● **Your goal**: Transcribe all the entries word for word, skipping the pictures.

● **Data shown**:

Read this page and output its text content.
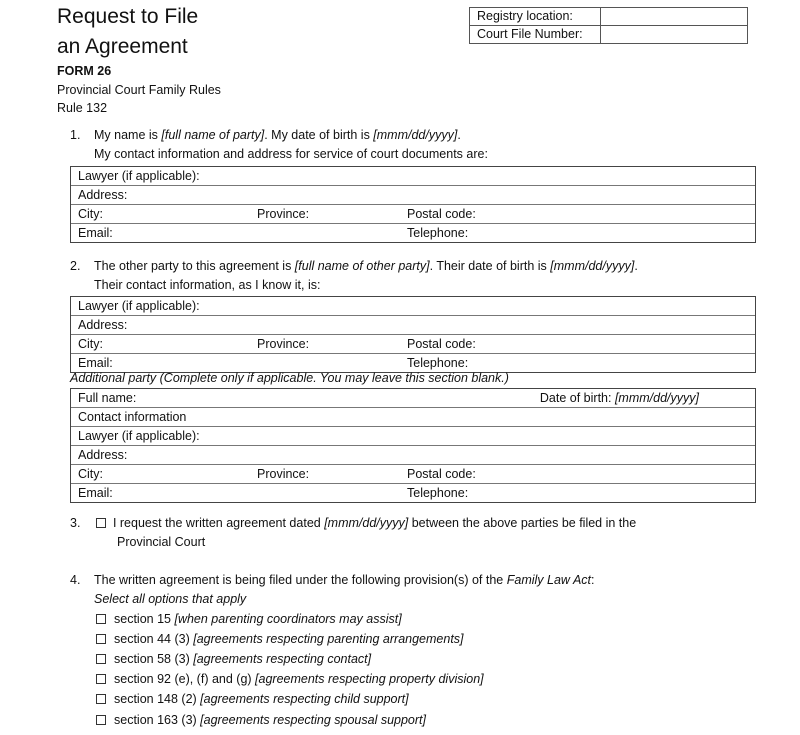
Request to File
an Agreement
FORM 26
Provincial Court Family Rules
Rule 132
Registry location:	
Court File Number:	
1. My name is [full name of party]. My date of birth is [mmm/dd/yyyy].
My contact information and address for service of court documents are:
Lawyer (if applicable):
Address:
City:	Province:	Postal code:
Email:	Telephone:
2. The other party to this agreement is [full name of other party]. Their date of birth is [mmm/dd/yyyy].
Their contact information, as I know it, is:
Lawyer (if applicable):
Address:
City:	Province:	Postal code:
Email:	Telephone:
Additional party (Complete only if applicable. You may leave this section blank.)
Full name:	Date of birth: [mmm/dd/yyyy]
Contact information
Lawyer (if applicable):
Address:
City:	Province:	Postal code:
Email:	Telephone:
3.	I request the written agreement dated [mmm/dd/yyyy] between the above parties be filed in the
Provincial Court
4. The written agreement is being filed under the following provision(s) of the Family Law Act:
Select all options that apply
section 15 [when parenting coordinators may assist]
section 44 (3) [agreements respecting parenting arrangements]
section 58 (3) [agreements respecting contact]
section 92 (e), (f) and (g) [agreements respecting property division]
section 148 (2) [agreements respecting child support]
section 163 (3) [agreements respecting spousal support]
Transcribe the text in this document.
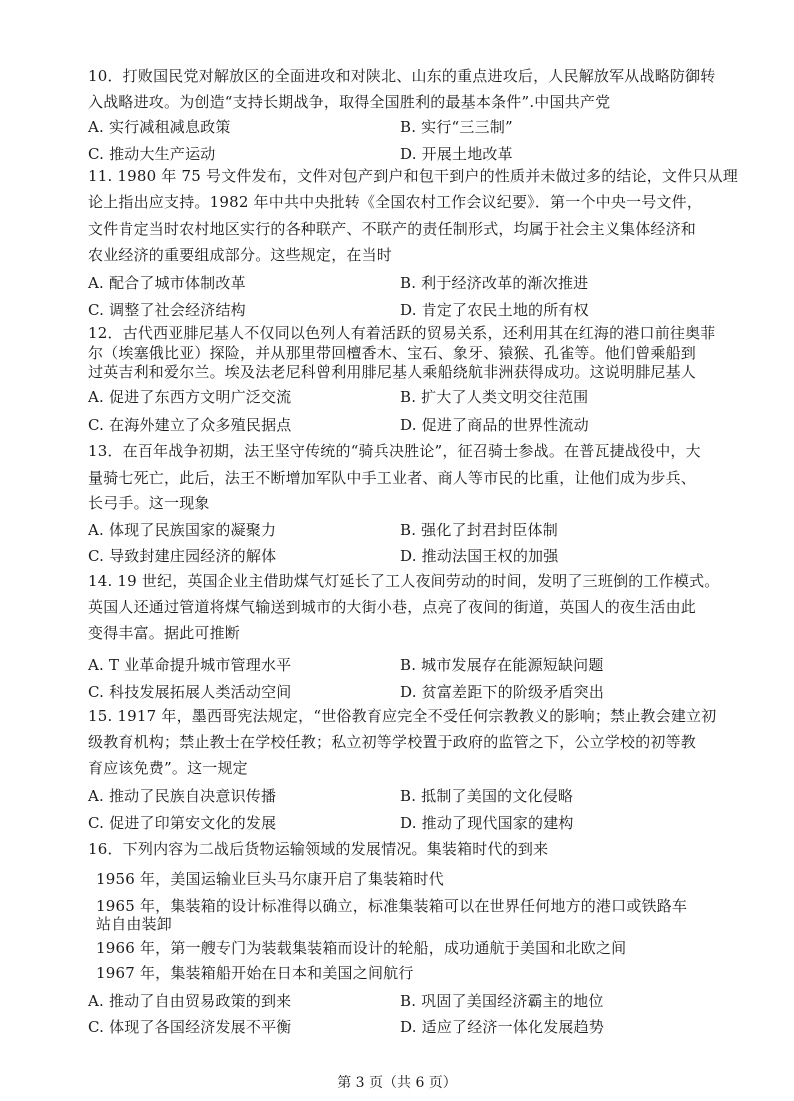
10．打败国民党对解放区的全面进攻和对陕北、山东的重点进攻后，人民解放军从战略防御转
入战略进攻。为创造“支持长期战争，取得全国胜利的最基本条件”.中国共产党
A. 实行减租减息政策	B. 实行“三三制”
C. 推动大生产运动	D. 开展土地改革
11. 1980 年 75 号文件发布，文件对包产到户和包干到户的性质并未做过多的结论，文件只从理
论上指出应支持。1982 年中共中央批转《全国农村工作会议纪要》．第一个中央一号文件，
文件肯定当时农村地区实行的各种联产、不联产的责任制形式，均属于社会主义集体经济和
农业经济的重要组成部分。这些规定，在当时
A. 配合了城市体制改革	B. 利于经济改革的渐次推进
C. 调整了社会经济结构	D. 肯定了农民土地的所有权
12．古代西亚腓尼基人不仅同以色列人有着活跃的贸易关系，还利用其在红海的港口前往奥菲
尔（埃塞俄比亚）探险，并从那里带回檀香木、宝石、象牙、猿猴、孔雀等。他们曾乘船到
过英吉利和爱尔兰。埃及法老尼科曾利用腓尼基人乘船绕航非洲获得成功。这说明腓尼基人
A. 促进了东西方文明广泛交流	B. 扩大了人类文明交往范围
C. 在海外建立了众多殖民据点	D. 促进了商品的世界性流动
13．在百年战争初期，法王坚守传统的“骑兵决胜论”，征召骑士参战。在普瓦捷战役中，大
量骑七死亡，此后，法王不断增加军队中手工业者、商人等市民的比重，让他们成为步兵、
长弓手。这一现象
A. 体现了民族国家的凝聚力	B. 强化了封君封臣体制
C. 导致封建庄园经济的解体	D. 推动法国王权的加强
14. 19 世纪，英国企业主借助煤气灯延长了工人夜间劳动的时间，发明了三班倒的工作模式。
英国人还通过管道将煤气输送到城市的大街小巷，点亮了夜间的街道，英国人的夜生活由此
变得丰富。据此可推断
A. T 业革命提升城市管理水平	B. 城市发展存在能源短缺问题
C. 科技发展拓展人类活动空间	D. 贫富差距下的阶级矛盾突出
15. 1917 年，墨西哥宪法规定，“世俗教育应完全不受任何宗教教义的影响；禁止教会建立初
级教育机构；禁止教士在学校任教；私立初等学校置于政府的监管之下，公立学校的初等教
育应该免费”。这一规定
A. 推动了民族自决意识传播	B. 抵制了美国的文化侵略
C. 促进了印第安文化的发展	D. 推动了现代国家的建构
16．下列内容为二战后货物运输领域的发展情况。集装箱时代的到来
1956 年，美国运输业巨头马尔康开启了集装箱时代
1965 年，集装箱的设计标准得以确立，标准集装箱可以在世界任何地方的港口或铁路车
站自由装卸
1966 年，第一艘专门为装载集装箱而设计的轮船，成功通航于美国和北欧之间
1967 年，集装箱船开始在日本和美国之间航行
A. 推动了自由贸易政策的到来	B. 巩固了美国经济霸主的地位
C. 体现了各国经济发展不平衡	D. 适应了经济一体化发展趋势
第 3 页（共 6 页）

● **Result**:
Read this page and output its text content.
Request to File
an Agreement
FORM 26
Provincial Court Family Rules
Rule 132
Registry location:	
Court File Number:	
1. My name is [full name of party]. My date of birth is [mmm/dd/yyyy].
My contact information and address for service of court documents are:
Lawyer (if applicable):
Address:
City:	Province:	Postal code:
Email:	Telephone:
2. The other party to this agreement is [full name of other party]. Their date of birth is [mmm/dd/yyyy].
Their contact information, as I know it, is:
Lawyer (if applicable):
Address:
City:	Province:	Postal code:
Email:	Telephone:
Additional party (Complete only if applicable. You may leave this section blank.)
Full name:	Date of birth: [mmm/dd/yyyy]
Contact information
Lawyer (if applicable):
Address:
City:	Province:	Postal code:
Email:	Telephone:
3.	I request the written agreement dated [mmm/dd/yyyy] between the above parties be filed in the
Provincial Court
4. The written agreement is being filed under the following provision(s) of the Family Law Act:
Select all options that apply
section 15 [when parenting coordinators may assist]
section 44 (3) [agreements respecting parenting arrangements]
section 58 (3) [agreements respecting contact]
section 92 (e), (f) and (g) [agreements respecting property division]
section 148 (2) [agreements respecting child support]
section 163 (3) [agreements respecting spousal support]
Transcribe the text in this document.
10．打败国民党对解放区的全面进攻和对陕北、山东的重点进攻后，人民解放军从战略防御转
入战略进攻。为创造“支持长期战争，取得全国胜利的最基本条件”.中国共产党
A. 实行减租减息政策	B. 实行“三三制”
C. 推动大生产运动	D. 开展土地改革
11. 1980 年 75 号文件发布，文件对包产到户和包干到户的性质并未做过多的结论，文件只从理
论上指出应支持。1982 年中共中央批转《全国农村工作会议纪要》．第一个中央一号文件，
文件肯定当时农村地区实行的各种联产、不联产的责任制形式，均属于社会主义集体经济和
农业经济的重要组成部分。这些规定，在当时
A. 配合了城市体制改革	B. 利于经济改革的渐次推进
C. 调整了社会经济结构	D. 肯定了农民土地的所有权
12．古代西亚腓尼基人不仅同以色列人有着活跃的贸易关系，还利用其在红海的港口前往奥菲
尔（埃塞俄比亚）探险，并从那里带回檀香木、宝石、象牙、猿猴、孔雀等。他们曾乘船到
过英吉利和爱尔兰。埃及法老尼科曾利用腓尼基人乘船绕航非洲获得成功。这说明腓尼基人
A. 促进了东西方文明广泛交流	B. 扩大了人类文明交往范围
C. 在海外建立了众多殖民据点	D. 促进了商品的世界性流动
13．在百年战争初期，法王坚守传统的“骑兵决胜论”，征召骑士参战。在普瓦捷战役中，大
量骑七死亡，此后，法王不断增加军队中手工业者、商人等市民的比重，让他们成为步兵、
长弓手。这一现象
A. 体现了民族国家的凝聚力	B. 强化了封君封臣体制
C. 导致封建庄园经济的解体	D. 推动法国王权的加强
14. 19 世纪，英国企业主借助煤气灯延长了工人夜间劳动的时间，发明了三班倒的工作模式。
英国人还通过管道将煤气输送到城市的大街小巷，点亮了夜间的街道，英国人的夜生活由此
变得丰富。据此可推断
A. T 业革命提升城市管理水平	B. 城市发展存在能源短缺问题
C. 科技发展拓展人类活动空间	D. 贫富差距下的阶级矛盾突出
15. 1917 年，墨西哥宪法规定，“世俗教育应完全不受任何宗教教义的影响；禁止教会建立初
级教育机构；禁止教士在学校任教；私立初等学校置于政府的监管之下，公立学校的初等教
育应该免费”。这一规定
A. 推动了民族自决意识传播	B. 抵制了美国的文化侵略
C. 促进了印第安文化的发展	D. 推动了现代国家的建构
16．下列内容为二战后货物运输领域的发展情况。集装箱时代的到来
1956 年，美国运输业巨头马尔康开启了集装箱时代
1965 年，集装箱的设计标准得以确立，标准集装箱可以在世界任何地方的港口或铁路车
站自由装卸
1966 年，第一艘专门为装载集装箱而设计的轮船，成功通航于美国和北欧之间
1967 年，集装箱船开始在日本和美国之间航行
A. 推动了自由贸易政策的到来	B. 巩固了美国经济霸主的地位
C. 体现了各国经济发展不平衡	D. 适应了经济一体化发展趋势
第 3 页（共 6 页）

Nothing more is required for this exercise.